▸ Required work
Return the entries below verbatim. Pictures stay out.

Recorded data

☆ ☆ ☆ ☆

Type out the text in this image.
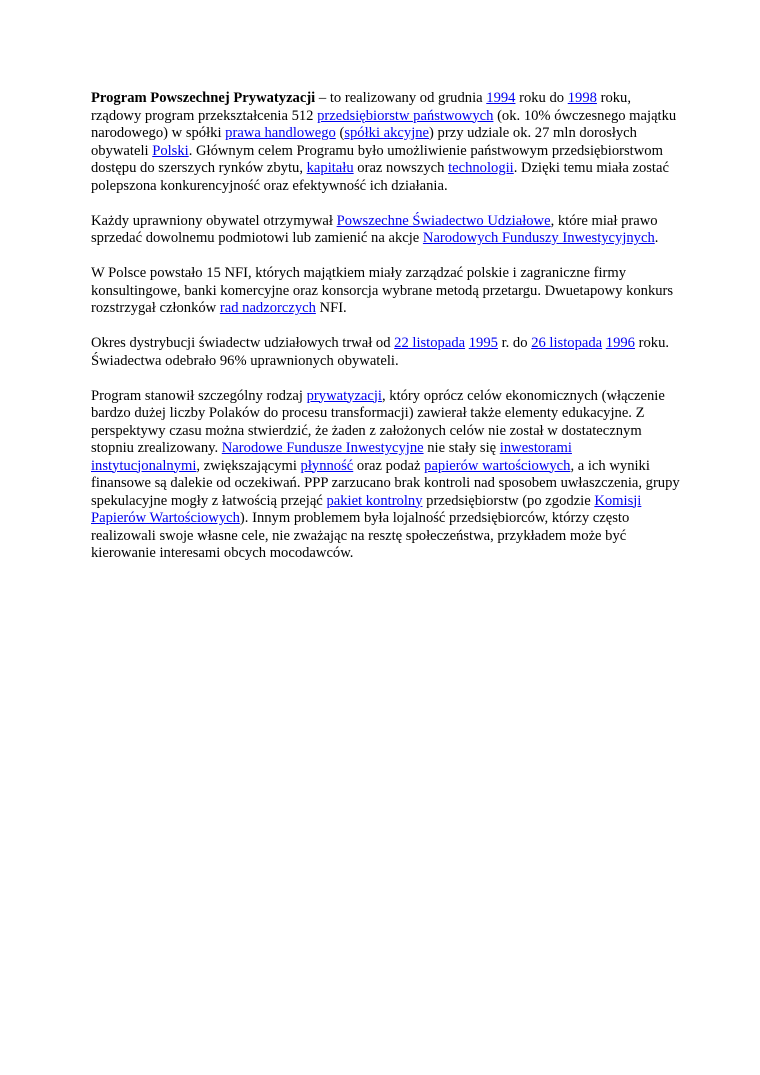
Program Powszechnej Prywatyzacji – to realizowany od grudnia 1994 roku do 1998 roku, rządowy program przekształcenia 512 przedsiębiorstw państwowych (ok. 10% ówczesnego majątku narodowego) w spółki prawa handlowego (spółki akcyjne) przy udziale ok. 27 mln dorosłych obywateli Polski. Głównym celem Programu było umożliwienie państwowym przedsiębiorstwom dostępu do szerszych rynków zbytu, kapitału oraz nowszych technologii. Dzięki temu miała zostać polepszona konkurencyjność oraz efektywność ich działania.

Każdy uprawniony obywatel otrzymywał Powszechne Świadectwo Udziałowe, które miał prawo sprzedać dowolnemu podmiotowi lub zamienić na akcje Narodowych Funduszy Inwestycyjnych.

W Polsce powstało 15 NFI, których majątkiem miały zarządzać polskie i zagraniczne firmy konsultingowe, banki komercyjne oraz konsorcja wybrane metodą przetargu. Dwuetapowy konkurs rozstrzygał członków rad nadzorczych NFI.

Okres dystrybucji świadectw udziałowych trwał od 22 listopada 1995 r. do 26 listopada 1996 roku. Świadectwa odebrało 96% uprawnionych obywateli.

Program stanowił szczególny rodzaj prywatyzacji, który oprócz celów ekonomicznych (włączenie bardzo dużej liczby Polaków do procesu transformacji) zawierał także elementy edukacyjne. Z perspektywy czasu można stwierdzić, że żaden z założonych celów nie został w dostatecznym stopniu zrealizowany. Narodowe Fundusze Inwestycyjne nie stały się inwestorami instytucjonalnymi, zwiększającymi płynność oraz podaż papierów wartościowych, a ich wyniki finansowe są dalekie od oczekiwań. PPP zarzucano brak kontroli nad sposobem uwłaszczenia, grupy spekulacyjne mogły z łatwością przejąć pakiet kontrolny przedsiębiorstw (po zgodzie Komisji Papierów Wartościowych). Innym problemem była lojalność przedsiębiorców, którzy często realizowali swoje własne cele, nie zważając na resztę społeczeństwa, przykładem może być kierowanie interesami obcych mocodawców.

☆ ☆ ☆ ☆

▸ Exercise result
Type out the text in this image.
Program Powszechnej Prywatyzacji – to realizowany od grudnia 1994 roku do 1998 roku, rządowy program przekształcenia 512 przedsiębiorstw państwowych (ok. 10% ówczesnego majątku narodowego) w spółki prawa handlowego (spółki akcyjne) przy udziale ok. 27 mln dorosłych obywateli Polski. Głównym celem Programu było umożliwienie państwowym przedsiębiorstwom dostępu do szerszych rynków zbytu, kapitału oraz nowszych technologii. Dzięki temu miała zostać polepszona konkurencyjność oraz efektywność ich działania.

Każdy uprawniony obywatel otrzymywał Powszechne Świadectwo Udziałowe, które miał prawo sprzedać dowolnemu podmiotowi lub zamienić na akcje Narodowych Funduszy Inwestycyjnych.

W Polsce powstało 15 NFI, których majątkiem miały zarządzać polskie i zagraniczne firmy konsultingowe, banki komercyjne oraz konsorcja wybrane metodą przetargu. Dwuetapowy konkurs rozstrzygał członków rad nadzorczych NFI.

Okres dystrybucji świadectw udziałowych trwał od 22 listopada 1995 r. do 26 listopada 1996 roku. Świadectwa odebrało 96% uprawnionych obywateli.

Program stanowił szczególny rodzaj prywatyzacji, który oprócz celów ekonomicznych (włączenie bardzo dużej liczby Polaków do procesu transformacji) zawierał także elementy edukacyjne. Z perspektywy czasu można stwierdzić, że żaden z założonych celów nie został w dostatecznym stopniu zrealizowany. Narodowe Fundusze Inwestycyjne nie stały się inwestorami instytucjonalnymi, zwiększającymi płynność oraz podaż papierów wartościowych, a ich wyniki finansowe są dalekie od oczekiwań. PPP zarzucano brak kontroli nad sposobem uwłaszczenia, grupy spekulacyjne mogły z łatwością przejąć pakiet kontrolny przedsiębiorstw (po zgodzie Komisji Papierów Wartościowych). Innym problemem była lojalność przedsiębiorców, którzy często realizowali swoje własne cele, nie zważając na resztę społeczeństwa, przykładem może być kierowanie interesami obcych mocodawców.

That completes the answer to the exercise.